PROBLEM REQUIREMENTS
Only the number is wanted: count the lines that contain "Dolor".
......
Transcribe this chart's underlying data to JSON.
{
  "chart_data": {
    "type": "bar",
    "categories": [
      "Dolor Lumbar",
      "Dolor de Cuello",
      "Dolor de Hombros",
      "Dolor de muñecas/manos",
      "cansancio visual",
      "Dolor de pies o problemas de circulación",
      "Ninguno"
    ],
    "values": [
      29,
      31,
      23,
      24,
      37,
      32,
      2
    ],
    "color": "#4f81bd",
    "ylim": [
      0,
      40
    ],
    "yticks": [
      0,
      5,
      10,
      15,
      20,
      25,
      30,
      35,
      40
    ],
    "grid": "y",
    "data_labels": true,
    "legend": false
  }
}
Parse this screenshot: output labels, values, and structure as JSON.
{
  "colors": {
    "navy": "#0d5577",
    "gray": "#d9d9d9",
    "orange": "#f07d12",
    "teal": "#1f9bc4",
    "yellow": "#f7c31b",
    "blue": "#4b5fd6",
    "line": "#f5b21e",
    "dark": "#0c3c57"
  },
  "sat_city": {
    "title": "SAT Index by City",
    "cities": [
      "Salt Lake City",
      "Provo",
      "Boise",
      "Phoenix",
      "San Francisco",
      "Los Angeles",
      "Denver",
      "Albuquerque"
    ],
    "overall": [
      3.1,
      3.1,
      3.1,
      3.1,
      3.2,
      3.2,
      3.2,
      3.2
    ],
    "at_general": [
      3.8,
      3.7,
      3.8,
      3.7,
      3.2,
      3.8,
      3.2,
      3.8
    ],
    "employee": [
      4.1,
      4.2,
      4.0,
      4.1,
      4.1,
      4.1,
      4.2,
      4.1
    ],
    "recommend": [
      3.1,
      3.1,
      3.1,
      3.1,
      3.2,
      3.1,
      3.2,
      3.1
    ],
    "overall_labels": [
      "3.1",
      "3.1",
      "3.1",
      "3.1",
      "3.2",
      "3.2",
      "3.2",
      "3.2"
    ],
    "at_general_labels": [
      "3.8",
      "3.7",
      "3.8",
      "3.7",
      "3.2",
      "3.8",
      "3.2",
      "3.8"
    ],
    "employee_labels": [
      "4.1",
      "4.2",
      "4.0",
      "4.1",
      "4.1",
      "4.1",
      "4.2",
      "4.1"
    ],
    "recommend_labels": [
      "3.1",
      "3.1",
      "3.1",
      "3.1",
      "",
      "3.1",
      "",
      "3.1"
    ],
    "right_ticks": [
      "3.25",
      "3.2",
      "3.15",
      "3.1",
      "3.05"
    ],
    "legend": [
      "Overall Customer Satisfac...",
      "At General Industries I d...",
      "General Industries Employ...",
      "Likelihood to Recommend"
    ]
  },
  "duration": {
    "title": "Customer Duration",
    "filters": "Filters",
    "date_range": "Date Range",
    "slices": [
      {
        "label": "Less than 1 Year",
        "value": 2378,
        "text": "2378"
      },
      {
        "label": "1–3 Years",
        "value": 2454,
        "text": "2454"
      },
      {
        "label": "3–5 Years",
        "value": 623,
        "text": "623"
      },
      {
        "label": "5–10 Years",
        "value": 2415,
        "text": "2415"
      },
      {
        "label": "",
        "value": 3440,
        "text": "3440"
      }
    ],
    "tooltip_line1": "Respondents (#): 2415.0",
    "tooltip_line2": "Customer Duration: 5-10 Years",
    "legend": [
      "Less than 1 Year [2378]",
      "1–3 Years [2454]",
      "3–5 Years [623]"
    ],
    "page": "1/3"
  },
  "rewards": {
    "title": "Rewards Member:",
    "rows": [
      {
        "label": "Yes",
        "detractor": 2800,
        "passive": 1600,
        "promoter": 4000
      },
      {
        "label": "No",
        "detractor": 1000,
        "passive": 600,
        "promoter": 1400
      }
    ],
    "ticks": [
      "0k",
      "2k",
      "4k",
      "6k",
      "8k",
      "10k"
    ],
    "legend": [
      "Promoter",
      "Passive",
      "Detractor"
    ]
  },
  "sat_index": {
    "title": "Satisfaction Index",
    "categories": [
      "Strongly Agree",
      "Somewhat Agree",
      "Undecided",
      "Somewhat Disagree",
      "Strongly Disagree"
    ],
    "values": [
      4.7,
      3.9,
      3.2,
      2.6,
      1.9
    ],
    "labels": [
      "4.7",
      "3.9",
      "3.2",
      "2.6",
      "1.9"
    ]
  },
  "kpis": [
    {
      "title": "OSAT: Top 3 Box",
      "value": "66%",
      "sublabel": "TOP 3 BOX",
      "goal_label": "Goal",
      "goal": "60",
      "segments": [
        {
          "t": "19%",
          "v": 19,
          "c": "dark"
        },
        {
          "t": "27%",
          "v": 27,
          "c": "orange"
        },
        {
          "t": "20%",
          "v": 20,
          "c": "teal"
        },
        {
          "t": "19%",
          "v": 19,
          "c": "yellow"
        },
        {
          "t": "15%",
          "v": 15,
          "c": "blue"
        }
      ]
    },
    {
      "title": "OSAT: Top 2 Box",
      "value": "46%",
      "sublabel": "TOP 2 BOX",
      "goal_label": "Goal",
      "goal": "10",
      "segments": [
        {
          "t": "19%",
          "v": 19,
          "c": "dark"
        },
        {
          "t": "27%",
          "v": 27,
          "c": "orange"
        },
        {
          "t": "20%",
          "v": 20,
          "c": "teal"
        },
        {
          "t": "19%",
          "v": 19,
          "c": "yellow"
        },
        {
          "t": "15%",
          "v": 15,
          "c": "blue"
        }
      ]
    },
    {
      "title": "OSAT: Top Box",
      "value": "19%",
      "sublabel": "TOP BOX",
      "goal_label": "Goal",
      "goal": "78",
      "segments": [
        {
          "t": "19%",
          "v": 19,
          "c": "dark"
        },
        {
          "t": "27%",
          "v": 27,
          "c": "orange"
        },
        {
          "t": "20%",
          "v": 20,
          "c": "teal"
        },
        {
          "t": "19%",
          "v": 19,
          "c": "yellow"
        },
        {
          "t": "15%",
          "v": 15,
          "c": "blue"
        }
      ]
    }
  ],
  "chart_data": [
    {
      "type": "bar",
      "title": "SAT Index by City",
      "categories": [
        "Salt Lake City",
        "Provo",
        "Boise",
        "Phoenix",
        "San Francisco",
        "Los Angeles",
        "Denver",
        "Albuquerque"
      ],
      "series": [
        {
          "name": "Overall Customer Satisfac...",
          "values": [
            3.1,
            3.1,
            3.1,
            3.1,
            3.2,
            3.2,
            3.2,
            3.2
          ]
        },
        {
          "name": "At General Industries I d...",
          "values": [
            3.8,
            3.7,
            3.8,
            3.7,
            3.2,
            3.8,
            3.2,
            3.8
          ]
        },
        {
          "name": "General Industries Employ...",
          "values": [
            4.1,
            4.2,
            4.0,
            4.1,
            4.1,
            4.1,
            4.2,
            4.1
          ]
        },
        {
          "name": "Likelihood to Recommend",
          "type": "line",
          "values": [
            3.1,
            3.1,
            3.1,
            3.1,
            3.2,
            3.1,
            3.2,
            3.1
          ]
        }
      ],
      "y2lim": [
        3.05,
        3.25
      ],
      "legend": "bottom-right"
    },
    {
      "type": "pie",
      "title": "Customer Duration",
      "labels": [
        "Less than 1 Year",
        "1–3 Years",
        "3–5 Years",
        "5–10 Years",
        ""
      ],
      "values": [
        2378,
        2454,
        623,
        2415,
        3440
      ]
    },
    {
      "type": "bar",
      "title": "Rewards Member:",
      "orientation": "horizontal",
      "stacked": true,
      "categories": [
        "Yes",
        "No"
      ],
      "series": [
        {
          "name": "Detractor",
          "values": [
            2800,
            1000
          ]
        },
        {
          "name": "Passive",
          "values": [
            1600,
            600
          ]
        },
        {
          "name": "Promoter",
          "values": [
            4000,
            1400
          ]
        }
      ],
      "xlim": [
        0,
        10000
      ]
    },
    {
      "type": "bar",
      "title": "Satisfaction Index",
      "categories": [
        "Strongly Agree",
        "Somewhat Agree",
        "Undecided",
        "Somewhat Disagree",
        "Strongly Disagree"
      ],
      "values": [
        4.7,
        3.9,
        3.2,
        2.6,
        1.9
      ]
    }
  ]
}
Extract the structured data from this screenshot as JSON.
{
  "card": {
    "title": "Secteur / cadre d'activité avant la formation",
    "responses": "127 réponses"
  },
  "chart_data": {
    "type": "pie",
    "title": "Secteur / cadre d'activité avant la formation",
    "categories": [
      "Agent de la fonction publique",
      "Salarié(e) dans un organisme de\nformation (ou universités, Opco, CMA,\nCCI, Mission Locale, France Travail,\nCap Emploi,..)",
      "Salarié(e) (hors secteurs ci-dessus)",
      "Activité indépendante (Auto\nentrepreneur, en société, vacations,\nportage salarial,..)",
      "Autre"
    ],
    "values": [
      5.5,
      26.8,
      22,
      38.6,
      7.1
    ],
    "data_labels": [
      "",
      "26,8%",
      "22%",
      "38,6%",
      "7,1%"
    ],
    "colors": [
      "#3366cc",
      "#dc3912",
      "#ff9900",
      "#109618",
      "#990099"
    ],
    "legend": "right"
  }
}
......
WRITTEN SOLUTION
5